**Work instructions**. Determine how many lines contain the string "illumination". Respond with that number and nothing more.

# # # # # # #

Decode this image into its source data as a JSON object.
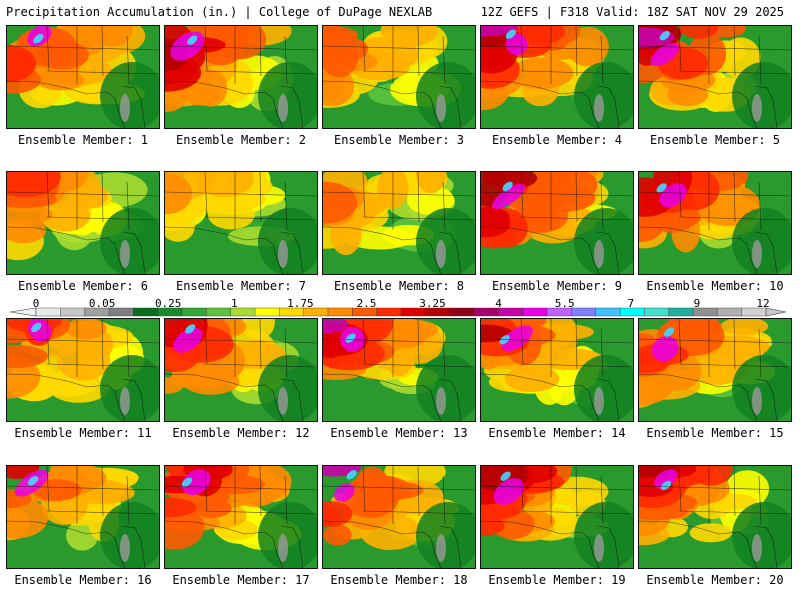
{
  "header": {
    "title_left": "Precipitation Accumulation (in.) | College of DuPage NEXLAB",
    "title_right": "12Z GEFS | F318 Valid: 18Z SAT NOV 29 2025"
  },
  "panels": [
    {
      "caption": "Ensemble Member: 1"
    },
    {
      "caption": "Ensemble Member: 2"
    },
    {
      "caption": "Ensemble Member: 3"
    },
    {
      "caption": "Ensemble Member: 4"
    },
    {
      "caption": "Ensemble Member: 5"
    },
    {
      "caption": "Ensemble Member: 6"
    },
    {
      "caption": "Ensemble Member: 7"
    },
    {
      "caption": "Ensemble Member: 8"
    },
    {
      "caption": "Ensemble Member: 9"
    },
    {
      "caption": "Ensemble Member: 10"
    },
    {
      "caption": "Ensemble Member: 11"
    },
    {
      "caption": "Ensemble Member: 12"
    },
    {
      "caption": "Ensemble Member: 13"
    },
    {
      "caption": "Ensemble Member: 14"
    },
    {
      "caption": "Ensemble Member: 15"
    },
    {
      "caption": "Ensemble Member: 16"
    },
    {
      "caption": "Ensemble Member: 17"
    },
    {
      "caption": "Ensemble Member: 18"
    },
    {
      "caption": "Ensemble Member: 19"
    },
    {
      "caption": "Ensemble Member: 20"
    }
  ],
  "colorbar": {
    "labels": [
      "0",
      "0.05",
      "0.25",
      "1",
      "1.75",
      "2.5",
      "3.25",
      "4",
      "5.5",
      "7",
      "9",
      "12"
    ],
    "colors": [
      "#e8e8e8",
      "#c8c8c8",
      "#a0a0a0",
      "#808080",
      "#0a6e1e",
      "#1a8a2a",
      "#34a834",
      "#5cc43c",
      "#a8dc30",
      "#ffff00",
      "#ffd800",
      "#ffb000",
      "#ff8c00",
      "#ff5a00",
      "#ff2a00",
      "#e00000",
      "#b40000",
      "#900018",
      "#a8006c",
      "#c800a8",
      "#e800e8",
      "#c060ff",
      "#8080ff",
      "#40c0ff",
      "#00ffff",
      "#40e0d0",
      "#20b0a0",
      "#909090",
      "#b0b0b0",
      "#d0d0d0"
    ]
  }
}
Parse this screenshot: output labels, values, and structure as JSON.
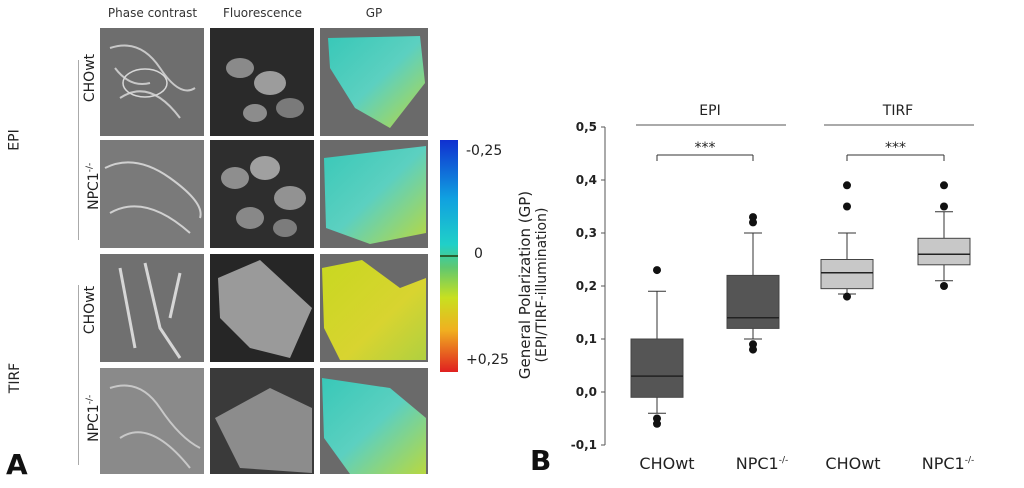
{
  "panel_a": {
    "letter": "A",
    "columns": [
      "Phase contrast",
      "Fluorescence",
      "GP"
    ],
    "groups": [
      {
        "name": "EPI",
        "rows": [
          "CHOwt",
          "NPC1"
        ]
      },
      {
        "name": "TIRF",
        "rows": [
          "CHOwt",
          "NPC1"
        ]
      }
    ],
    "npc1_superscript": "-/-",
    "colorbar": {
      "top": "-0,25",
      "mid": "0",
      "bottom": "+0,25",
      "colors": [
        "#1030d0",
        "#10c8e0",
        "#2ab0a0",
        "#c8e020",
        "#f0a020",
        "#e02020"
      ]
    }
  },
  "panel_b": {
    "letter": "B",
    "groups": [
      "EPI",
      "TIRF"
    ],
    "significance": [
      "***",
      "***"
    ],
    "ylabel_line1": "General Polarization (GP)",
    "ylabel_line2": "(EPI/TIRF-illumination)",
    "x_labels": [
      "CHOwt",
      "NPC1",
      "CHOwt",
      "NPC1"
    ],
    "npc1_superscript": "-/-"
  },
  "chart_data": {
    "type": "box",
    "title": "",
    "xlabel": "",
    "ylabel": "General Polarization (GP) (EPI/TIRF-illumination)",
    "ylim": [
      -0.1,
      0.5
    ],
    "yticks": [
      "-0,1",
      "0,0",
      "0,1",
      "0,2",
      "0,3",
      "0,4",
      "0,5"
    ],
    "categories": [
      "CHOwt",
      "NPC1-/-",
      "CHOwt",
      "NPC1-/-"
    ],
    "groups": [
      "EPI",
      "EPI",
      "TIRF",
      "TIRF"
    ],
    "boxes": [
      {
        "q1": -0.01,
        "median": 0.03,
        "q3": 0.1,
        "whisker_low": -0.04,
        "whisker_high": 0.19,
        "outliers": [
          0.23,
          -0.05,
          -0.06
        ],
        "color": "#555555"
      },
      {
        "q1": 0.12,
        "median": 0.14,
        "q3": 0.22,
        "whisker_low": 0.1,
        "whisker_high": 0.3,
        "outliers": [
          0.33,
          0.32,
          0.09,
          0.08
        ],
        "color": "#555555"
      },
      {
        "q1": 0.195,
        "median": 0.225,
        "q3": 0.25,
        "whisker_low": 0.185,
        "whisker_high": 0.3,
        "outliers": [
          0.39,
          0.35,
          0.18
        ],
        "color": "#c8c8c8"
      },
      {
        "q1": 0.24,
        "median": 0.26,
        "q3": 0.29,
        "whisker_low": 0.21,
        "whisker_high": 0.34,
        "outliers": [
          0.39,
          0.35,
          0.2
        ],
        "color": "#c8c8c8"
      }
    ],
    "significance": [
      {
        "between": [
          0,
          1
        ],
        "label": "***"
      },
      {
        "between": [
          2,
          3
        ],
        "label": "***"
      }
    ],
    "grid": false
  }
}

# # # # # # #

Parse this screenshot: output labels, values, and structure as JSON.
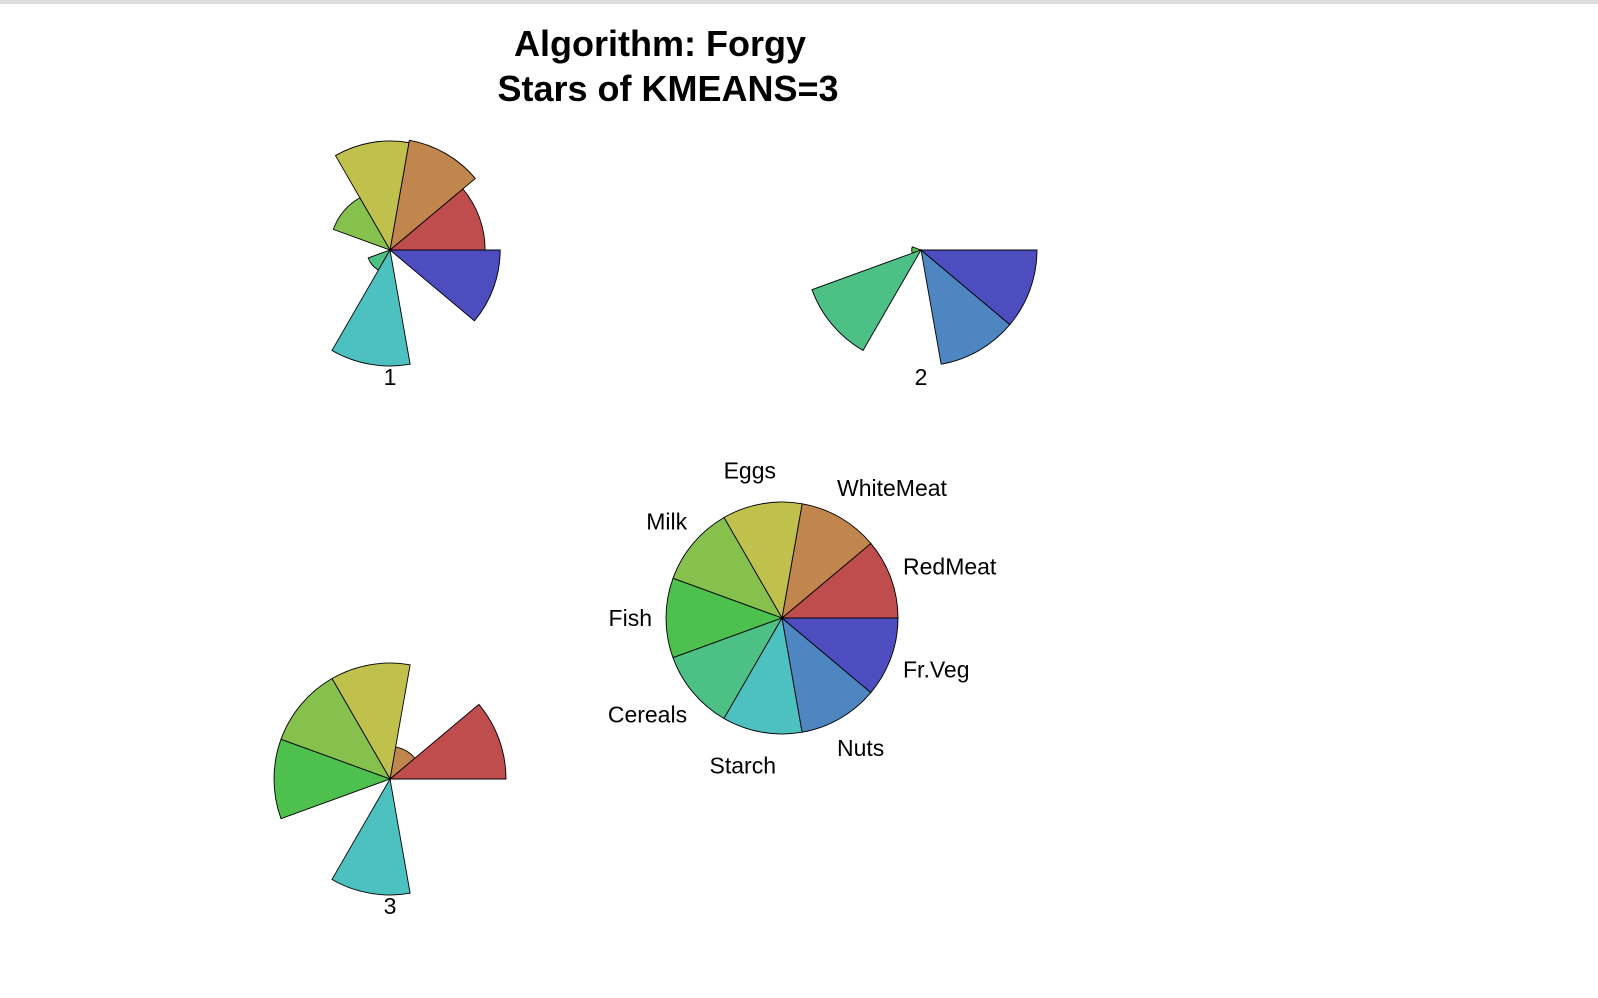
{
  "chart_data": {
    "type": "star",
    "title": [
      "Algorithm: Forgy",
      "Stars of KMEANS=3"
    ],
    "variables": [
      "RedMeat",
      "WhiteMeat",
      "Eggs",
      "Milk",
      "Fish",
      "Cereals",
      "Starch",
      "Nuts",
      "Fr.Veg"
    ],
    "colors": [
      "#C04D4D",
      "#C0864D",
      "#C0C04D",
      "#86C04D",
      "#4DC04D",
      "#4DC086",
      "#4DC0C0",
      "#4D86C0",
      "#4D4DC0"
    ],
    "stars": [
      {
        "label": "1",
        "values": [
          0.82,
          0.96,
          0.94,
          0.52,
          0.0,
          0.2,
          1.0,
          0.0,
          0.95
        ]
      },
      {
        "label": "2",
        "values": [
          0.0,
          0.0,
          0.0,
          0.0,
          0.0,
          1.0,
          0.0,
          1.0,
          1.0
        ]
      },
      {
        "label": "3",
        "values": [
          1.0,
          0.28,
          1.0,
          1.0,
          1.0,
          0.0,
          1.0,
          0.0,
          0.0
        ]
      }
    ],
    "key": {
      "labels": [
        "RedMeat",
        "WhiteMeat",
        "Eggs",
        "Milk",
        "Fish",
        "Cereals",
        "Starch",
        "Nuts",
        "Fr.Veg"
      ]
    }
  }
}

# # # # # # #

**The output**. 2